[Collected data entries]
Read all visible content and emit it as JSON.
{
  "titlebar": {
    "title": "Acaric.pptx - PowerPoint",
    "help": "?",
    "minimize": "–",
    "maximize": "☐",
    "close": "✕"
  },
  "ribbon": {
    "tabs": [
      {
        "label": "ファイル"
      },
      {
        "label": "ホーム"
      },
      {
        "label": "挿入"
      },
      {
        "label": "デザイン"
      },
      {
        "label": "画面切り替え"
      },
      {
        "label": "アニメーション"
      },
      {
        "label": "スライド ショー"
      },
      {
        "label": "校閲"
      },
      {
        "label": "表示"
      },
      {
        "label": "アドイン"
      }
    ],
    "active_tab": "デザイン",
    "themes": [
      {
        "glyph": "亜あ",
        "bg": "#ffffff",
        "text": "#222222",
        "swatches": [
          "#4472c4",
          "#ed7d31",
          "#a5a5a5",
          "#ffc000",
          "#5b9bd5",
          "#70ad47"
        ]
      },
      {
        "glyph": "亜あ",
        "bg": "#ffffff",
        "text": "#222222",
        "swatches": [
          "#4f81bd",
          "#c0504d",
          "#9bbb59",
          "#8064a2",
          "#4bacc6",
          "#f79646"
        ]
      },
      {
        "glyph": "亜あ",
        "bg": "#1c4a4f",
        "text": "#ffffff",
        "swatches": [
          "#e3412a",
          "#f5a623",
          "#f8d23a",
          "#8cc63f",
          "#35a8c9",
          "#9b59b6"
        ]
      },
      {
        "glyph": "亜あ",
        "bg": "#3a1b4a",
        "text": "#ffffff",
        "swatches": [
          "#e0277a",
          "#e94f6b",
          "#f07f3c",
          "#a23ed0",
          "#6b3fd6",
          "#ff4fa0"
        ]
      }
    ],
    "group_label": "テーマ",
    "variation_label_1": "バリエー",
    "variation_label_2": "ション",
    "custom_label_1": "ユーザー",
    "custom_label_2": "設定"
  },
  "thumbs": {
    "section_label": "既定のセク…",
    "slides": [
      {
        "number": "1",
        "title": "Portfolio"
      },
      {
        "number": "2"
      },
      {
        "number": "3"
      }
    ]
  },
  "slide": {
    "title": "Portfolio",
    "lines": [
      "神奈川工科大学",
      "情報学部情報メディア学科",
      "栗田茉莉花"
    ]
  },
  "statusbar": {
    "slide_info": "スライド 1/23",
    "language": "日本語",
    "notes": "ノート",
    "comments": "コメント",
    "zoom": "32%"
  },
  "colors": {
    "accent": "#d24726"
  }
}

==

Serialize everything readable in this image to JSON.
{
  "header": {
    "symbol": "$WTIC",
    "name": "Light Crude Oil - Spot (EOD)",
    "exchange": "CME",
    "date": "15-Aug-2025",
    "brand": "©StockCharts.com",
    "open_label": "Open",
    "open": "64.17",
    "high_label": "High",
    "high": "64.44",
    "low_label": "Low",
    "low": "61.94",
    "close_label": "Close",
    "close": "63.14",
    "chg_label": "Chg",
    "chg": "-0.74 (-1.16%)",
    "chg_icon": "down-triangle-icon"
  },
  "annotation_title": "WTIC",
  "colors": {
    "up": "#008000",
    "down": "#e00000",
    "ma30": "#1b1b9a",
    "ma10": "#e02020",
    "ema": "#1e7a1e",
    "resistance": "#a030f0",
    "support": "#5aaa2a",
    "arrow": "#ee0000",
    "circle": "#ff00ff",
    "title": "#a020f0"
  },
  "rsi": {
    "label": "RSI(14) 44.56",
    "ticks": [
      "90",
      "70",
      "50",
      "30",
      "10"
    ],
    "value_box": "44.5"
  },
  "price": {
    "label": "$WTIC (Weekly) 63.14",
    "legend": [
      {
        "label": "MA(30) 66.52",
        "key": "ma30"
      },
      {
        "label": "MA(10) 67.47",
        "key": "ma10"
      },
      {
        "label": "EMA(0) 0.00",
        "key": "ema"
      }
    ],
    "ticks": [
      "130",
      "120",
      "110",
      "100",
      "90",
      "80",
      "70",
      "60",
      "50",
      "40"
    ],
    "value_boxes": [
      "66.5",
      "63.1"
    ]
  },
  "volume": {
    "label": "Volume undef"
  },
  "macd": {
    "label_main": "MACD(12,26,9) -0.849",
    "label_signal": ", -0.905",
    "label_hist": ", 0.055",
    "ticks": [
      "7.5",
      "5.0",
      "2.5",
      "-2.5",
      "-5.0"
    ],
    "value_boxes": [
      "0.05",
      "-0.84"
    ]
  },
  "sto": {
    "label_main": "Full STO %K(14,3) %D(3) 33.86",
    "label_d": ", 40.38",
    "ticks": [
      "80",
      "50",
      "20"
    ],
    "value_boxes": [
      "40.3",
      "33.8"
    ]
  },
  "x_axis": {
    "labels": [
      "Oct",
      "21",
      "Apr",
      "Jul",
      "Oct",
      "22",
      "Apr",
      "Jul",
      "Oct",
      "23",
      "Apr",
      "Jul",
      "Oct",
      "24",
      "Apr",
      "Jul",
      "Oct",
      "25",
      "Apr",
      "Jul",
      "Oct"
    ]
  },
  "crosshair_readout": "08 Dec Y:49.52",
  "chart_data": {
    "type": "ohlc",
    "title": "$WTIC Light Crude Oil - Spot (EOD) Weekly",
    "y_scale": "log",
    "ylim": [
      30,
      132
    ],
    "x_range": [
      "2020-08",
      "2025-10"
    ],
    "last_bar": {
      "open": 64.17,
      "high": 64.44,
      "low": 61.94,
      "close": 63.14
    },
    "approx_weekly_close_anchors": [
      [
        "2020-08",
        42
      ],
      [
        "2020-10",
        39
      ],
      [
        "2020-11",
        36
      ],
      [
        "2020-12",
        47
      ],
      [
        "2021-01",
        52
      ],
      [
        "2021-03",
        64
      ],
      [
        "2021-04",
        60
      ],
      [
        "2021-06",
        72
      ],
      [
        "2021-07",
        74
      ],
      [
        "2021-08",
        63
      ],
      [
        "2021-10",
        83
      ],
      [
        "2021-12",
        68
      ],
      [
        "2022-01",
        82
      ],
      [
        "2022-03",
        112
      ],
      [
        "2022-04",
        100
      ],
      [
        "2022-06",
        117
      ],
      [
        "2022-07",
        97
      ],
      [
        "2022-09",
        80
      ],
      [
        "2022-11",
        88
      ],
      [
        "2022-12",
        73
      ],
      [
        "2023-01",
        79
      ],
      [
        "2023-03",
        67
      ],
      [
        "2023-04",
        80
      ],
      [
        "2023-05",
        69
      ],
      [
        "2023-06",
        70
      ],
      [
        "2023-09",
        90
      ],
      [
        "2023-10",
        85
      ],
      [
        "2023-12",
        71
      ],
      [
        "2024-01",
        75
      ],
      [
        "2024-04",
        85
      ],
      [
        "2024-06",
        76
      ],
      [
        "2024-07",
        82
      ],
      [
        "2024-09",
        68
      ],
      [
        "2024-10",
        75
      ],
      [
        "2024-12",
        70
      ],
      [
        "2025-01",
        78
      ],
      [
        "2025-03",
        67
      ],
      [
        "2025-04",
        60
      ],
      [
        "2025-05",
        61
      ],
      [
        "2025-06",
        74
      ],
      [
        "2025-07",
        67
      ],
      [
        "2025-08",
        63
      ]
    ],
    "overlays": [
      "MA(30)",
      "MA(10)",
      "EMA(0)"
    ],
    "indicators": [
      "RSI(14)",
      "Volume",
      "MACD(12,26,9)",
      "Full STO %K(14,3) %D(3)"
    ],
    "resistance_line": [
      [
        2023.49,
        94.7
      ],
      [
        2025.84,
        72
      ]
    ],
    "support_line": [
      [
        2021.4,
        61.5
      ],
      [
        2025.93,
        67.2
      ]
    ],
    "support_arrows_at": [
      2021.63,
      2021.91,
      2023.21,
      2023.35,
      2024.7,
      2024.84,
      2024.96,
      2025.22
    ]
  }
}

---

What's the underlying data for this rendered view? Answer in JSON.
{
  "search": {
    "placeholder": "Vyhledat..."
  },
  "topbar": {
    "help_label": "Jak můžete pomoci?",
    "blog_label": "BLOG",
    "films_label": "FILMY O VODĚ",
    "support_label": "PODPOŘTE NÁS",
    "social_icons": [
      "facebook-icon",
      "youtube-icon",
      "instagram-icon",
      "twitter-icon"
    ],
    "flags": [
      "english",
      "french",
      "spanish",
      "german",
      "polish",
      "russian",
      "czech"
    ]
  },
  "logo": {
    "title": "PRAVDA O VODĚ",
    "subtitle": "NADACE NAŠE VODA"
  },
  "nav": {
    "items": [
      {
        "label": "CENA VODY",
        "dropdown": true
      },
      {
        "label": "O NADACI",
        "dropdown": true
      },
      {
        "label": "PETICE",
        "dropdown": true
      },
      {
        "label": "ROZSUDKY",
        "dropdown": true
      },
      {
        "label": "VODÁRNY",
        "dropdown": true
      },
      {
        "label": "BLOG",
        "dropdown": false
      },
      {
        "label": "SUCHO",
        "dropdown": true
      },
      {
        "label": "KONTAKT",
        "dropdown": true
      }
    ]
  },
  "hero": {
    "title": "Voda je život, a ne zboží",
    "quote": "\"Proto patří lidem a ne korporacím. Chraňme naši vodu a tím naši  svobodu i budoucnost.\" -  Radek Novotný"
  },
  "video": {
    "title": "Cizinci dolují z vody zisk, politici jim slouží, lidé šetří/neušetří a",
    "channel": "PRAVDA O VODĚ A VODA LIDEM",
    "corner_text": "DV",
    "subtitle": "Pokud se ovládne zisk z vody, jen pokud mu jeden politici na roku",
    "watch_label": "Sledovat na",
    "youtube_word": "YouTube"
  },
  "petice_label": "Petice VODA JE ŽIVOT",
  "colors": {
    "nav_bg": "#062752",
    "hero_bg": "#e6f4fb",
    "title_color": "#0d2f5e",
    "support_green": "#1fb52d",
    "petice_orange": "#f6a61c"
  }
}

WRITTEN TASK: Pull out every line in the data above that has the word "VODĚ".

EXERCISE SOLUTION:
    "films_label": "FILMY O VODĚ",
    "title": "PRAVDA O VODĚ",
    "channel": "PRAVDA O VODĚ A VODA LIDEM",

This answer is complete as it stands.